### Exercise requirements
1. Answer these questions from the abstract:
(a) How many uninfected control individuals were included?
(b) What cells does the S-flow assay use to measure antibody binding?
(c) How many of the seronegative Long COVID patients showed CD4+ T cell responses above those seen in healthy donors?
2. Copy the part of the abstract starting at "Antibody analyses revealed" and ending at "immune memory persistence.", word for word.

### Document text
==*==
Abstract Body

More than 10% of patients infected with SARS-CoV-2 experience a Long COVID syndrome, characterized by the persistence of a diverse array of symptoms where fatigue predominates. The role of the adaptive immune response in Long COVID remains poorly understood, with contrasting hypotheses suggesting either an insufficient antiviral response or an excessive immune response that would trigger autoimmune damage. To address this issue, we set to characterize humoral and cellular responses in Long COVID patients prior to SARS-CoV-2 vaccination.

Long COVID patients (n=36) were included based on (1) an initial SARS-CoV-2 infection documented by PCR or the conjunction of two major signs of COVID-19 and (2) the persistence or resurgence of symptoms for over 3 months. They were compared to convalescent COVID patients with resolved symptoms (n=23) and uninfected control individuals (n=20). IgG and IgA antibodies specific to the SARS-CoV-2 spike were detected by a sensitive S-flow assay, which measures antibody binding to spike-expressing 293T cells. For CD4+ T cell response analyses, cytokine production was measured by intracellular staining on primary T cell lines stimulated by immunodominant peptides derived from the S, M, and N viral proteins.

Antibody analyses revealed either strong or very low/undetectable amounts of spike-specific IgG in sera from Long COVID patients, thus distinguishing a seropositive and a seronegative group. Seropositive Long COVID patients (n=21) showed strong CD4 responses that tended to be of higher magnitude than those of convalescents (P<0.05 for 2 immunodominant peptides). In contrast, seronegative Long COVID patients (n=15) showed low or undetectable CD4+ T cells responses, with 4/15 patients showing responses above those observed in healthy donors. CD4+ T cell responses correlated with spike-specific IgG responses in seropositive Long COVID patients (P?0.002) but not in convalescents, pointing to differences in immune memory persistence.

These findings highlight divergent adaptive immune responses among Long COVID patients, with a group characterized by seroconversion and particularly strong CD4+ T cell responses, and a second group characterized by low or undetectable antibody and cellular responses. Further studies are warranted to determine whether the etiology and the duration of symptoms differ in these two groups of Long COVID patients.
==*==
### Provided material
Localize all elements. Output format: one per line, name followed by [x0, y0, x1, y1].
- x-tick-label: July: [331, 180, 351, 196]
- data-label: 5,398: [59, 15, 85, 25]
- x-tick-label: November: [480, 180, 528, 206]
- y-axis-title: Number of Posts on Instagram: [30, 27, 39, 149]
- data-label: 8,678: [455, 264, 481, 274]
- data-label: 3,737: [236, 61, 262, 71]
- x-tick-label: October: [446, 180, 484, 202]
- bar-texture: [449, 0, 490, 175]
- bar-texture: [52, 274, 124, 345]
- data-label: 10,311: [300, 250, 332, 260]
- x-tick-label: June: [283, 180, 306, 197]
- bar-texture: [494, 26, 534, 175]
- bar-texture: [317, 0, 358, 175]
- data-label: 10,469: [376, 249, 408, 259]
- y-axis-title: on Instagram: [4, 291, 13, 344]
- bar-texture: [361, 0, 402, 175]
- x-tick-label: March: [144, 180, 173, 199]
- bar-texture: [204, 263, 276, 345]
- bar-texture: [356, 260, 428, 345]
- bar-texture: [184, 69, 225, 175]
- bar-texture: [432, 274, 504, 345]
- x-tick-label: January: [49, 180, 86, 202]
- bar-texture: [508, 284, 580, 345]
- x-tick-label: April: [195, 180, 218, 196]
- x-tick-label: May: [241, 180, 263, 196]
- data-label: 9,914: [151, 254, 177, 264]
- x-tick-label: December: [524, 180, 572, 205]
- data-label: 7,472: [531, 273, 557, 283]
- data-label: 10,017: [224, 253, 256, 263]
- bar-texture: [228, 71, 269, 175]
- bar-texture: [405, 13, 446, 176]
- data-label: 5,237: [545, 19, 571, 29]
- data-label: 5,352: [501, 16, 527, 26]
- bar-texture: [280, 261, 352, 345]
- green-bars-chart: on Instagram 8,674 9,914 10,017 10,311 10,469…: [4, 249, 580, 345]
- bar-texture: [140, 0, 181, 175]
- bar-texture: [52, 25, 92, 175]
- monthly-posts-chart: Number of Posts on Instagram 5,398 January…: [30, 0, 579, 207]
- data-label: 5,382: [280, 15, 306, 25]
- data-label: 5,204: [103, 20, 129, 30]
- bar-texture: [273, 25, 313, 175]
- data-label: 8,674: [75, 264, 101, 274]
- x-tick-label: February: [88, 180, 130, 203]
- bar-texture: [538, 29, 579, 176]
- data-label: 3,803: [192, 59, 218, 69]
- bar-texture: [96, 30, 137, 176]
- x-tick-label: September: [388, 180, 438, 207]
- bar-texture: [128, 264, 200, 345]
==*==
### Per-task answers
1.
(a) 20
(b) Spike-expressing 293T cells
(c) 4 of 15

2.
Antibody analyses revealed either strong or very low/undetectable amounts of spike-specific IgG in sera from Long COVID patients, thus distinguishing a seropositive and a seronegative group. Seropositive Long COVID patients (n=21) showed strong CD4 responses that tended to be of higher magnitude than those of convalescents (P<0.05 for 2 immunodominant peptides). In contrast, seronegative Long COVID patients (n=15) showed low or undetectable CD4+ T cells responses, with 4/15 patients showing responses above those observed in healthy donors. CD4+ T cell responses correlated with spike-specific IgG responses in seropositive Long COVID patients (P?0.002) but not in convalescents, pointing to differences in immune memory persistence.